+++ RECORDS FOR PROCESSING

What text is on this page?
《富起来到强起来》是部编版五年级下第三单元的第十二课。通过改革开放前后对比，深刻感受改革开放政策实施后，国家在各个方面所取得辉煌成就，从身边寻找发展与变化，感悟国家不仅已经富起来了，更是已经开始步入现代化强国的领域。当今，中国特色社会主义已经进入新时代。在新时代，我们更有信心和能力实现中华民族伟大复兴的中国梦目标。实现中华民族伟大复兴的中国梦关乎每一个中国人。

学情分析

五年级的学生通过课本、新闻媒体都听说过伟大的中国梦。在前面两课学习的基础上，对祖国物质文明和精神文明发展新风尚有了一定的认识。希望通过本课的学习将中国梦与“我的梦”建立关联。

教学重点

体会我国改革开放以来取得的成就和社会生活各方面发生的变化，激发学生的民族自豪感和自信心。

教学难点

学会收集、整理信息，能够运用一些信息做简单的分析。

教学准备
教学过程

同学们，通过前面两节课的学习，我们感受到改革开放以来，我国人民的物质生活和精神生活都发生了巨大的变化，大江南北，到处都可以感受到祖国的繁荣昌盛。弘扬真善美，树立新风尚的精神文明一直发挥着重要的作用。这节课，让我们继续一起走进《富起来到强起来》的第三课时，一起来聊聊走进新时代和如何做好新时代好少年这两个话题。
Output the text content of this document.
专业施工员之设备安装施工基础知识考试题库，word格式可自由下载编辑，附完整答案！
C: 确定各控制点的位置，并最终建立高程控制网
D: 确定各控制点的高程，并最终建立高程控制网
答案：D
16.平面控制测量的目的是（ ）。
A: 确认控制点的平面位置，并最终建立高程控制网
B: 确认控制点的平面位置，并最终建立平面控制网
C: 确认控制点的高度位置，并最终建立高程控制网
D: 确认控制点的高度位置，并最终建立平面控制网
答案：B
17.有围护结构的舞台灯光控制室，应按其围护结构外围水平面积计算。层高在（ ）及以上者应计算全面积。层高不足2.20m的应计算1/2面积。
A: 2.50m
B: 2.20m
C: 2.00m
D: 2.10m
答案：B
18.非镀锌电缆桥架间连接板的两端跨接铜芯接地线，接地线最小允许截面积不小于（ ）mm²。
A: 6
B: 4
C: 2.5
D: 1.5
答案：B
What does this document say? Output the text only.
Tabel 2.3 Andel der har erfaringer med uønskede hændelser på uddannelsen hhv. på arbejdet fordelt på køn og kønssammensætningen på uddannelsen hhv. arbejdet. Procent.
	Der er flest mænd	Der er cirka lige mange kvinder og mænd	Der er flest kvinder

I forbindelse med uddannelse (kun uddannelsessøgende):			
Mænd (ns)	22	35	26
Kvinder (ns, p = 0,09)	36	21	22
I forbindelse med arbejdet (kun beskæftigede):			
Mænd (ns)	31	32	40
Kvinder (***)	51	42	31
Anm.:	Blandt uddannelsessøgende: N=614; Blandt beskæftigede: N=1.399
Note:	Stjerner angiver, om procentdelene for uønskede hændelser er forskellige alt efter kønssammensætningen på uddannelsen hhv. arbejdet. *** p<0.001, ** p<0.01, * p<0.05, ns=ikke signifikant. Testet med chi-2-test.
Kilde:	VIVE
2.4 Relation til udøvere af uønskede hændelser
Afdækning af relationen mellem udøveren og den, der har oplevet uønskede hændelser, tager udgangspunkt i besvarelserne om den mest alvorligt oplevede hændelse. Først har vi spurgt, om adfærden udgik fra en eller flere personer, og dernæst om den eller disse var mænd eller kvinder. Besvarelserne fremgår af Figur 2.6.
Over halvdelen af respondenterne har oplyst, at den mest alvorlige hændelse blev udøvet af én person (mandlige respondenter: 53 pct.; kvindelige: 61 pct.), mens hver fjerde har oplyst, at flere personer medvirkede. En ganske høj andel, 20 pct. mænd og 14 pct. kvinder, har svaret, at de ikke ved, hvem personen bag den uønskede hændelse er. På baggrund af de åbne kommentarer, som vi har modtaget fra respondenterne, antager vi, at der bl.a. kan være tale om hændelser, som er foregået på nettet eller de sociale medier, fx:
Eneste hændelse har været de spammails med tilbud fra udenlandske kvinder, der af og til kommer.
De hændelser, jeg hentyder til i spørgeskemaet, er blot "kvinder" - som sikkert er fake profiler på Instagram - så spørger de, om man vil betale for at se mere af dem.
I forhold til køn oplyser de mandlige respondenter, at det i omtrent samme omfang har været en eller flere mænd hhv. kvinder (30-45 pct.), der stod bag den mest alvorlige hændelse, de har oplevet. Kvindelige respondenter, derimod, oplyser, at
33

++++++

• WHAT THE EXERCISE ASKS
Return the entries above exactly, each one complete.

• THE REPLY
What text is on this page?
《富起来到强起来》是部编版五年级下第三单元的第十二课。通过改革开放前后对比，深刻感受改革开放政策实施后，国家在各个方面所取得辉煌成就，从身边寻找发展与变化，感悟国家不仅已经富起来了，更是已经开始步入现代化强国的领域。当今，中国特色社会主义已经进入新时代。在新时代，我们更有信心和能力实现中华民族伟大复兴的中国梦目标。实现中华民族伟大复兴的中国梦关乎每一个中国人。

学情分析

五年级的学生通过课本、新闻媒体都听说过伟大的中国梦。在前面两课学习的基础上，对祖国物质文明和精神文明发展新风尚有了一定的认识。希望通过本课的学习将中国梦与“我的梦”建立关联。

教学重点

体会我国改革开放以来取得的成就和社会生活各方面发生的变化，激发学生的民族自豪感和自信心。

教学难点

学会收集、整理信息，能够运用一些信息做简单的分析。

教学准备
教学过程

同学们，通过前面两节课的学习，我们感受到改革开放以来，我国人民的物质生活和精神生活都发生了巨大的变化，大江南北，到处都可以感受到祖国的繁荣昌盛。弘扬真善美，树立新风尚的精神文明一直发挥着重要的作用。这节课，让我们继续一起走进《富起来到强起来》的第三课时，一起来聊聊走进新时代和如何做好新时代好少年这两个话题。
Output the text content of this document.
专业施工员之设备安装施工基础知识考试题库，word格式可自由下载编辑，附完整答案！
C: 确定各控制点的位置，并最终建立高程控制网
D: 确定各控制点的高程，并最终建立高程控制网
答案：D
16.平面控制测量的目的是（ ）。
A: 确认控制点的平面位置，并最终建立高程控制网
B: 确认控制点的平面位置，并最终建立平面控制网
C: 确认控制点的高度位置，并最终建立高程控制网
D: 确认控制点的高度位置，并最终建立平面控制网
答案：B
17.有围护结构的舞台灯光控制室，应按其围护结构外围水平面积计算。层高在（ ）及以上者应计算全面积。层高不足2.20m的应计算1/2面积。
A: 2.50m
B: 2.20m
C: 2.00m
D: 2.10m
答案：B
18.非镀锌电缆桥架间连接板的两端跨接铜芯接地线，接地线最小允许截面积不小于（ ）mm²。
A: 6
B: 4
C: 2.5
D: 1.5
答案：B
What does this document say? Output the text only.
Tabel 2.3 Andel der har erfaringer med uønskede hændelser på uddannelsen hhv. på arbejdet fordelt på køn og kønssammensætningen på uddannelsen hhv. arbejdet. Procent.
	Der er flest mænd	Der er cirka lige mange kvinder og mænd	Der er flest kvinder

I forbindelse med uddannelse (kun uddannelsessøgende):			
Mænd (ns)	22	35	26
Kvinder (ns, p = 0,09)	36	21	22
I forbindelse med arbejdet (kun beskæftigede):			
Mænd (ns)	31	32	40
Kvinder (***)	51	42	31
Anm.:	Blandt uddannelsessøgende: N=614; Blandt beskæftigede: N=1.399
Note:	Stjerner angiver, om procentdelene for uønskede hændelser er forskellige alt efter kønssammensætningen på uddannelsen hhv. arbejdet. *** p<0.001, ** p<0.01, * p<0.05, ns=ikke signifikant. Testet med chi-2-test.
Kilde:	VIVE
2.4 Relation til udøvere af uønskede hændelser
Afdækning af relationen mellem udøveren og den, der har oplevet uønskede hændelser, tager udgangspunkt i besvarelserne om den mest alvorligt oplevede hændelse. Først har vi spurgt, om adfærden udgik fra en eller flere personer, og dernæst om den eller disse var mænd eller kvinder. Besvarelserne fremgår af Figur 2.6.
Over halvdelen af respondenterne har oplyst, at den mest alvorlige hændelse blev udøvet af én person (mandlige respondenter: 53 pct.; kvindelige: 61 pct.), mens hver fjerde har oplyst, at flere personer medvirkede. En ganske høj andel, 20 pct. mænd og 14 pct. kvinder, har svaret, at de ikke ved, hvem personen bag den uønskede hændelse er. På baggrund af de åbne kommentarer, som vi har modtaget fra respondenterne, antager vi, at der bl.a. kan være tale om hændelser, som er foregået på nettet eller de sociale medier, fx:
Eneste hændelse har været de spammails med tilbud fra udenlandske kvinder, der af og til kommer.
De hændelser, jeg hentyder til i spørgeskemaet, er blot "kvinder" - som sikkert er fake profiler på Instagram - så spørger de, om man vil betale for at se mere af dem.
I forhold til køn oplyser de mandlige respondenter, at det i omtrent samme omfang har været en eller flere mænd hhv. kvinder (30-45 pct.), der stod bag den mest alvorlige hændelse, de har oplevet. Kvindelige respondenter, derimod, oplyser, at
33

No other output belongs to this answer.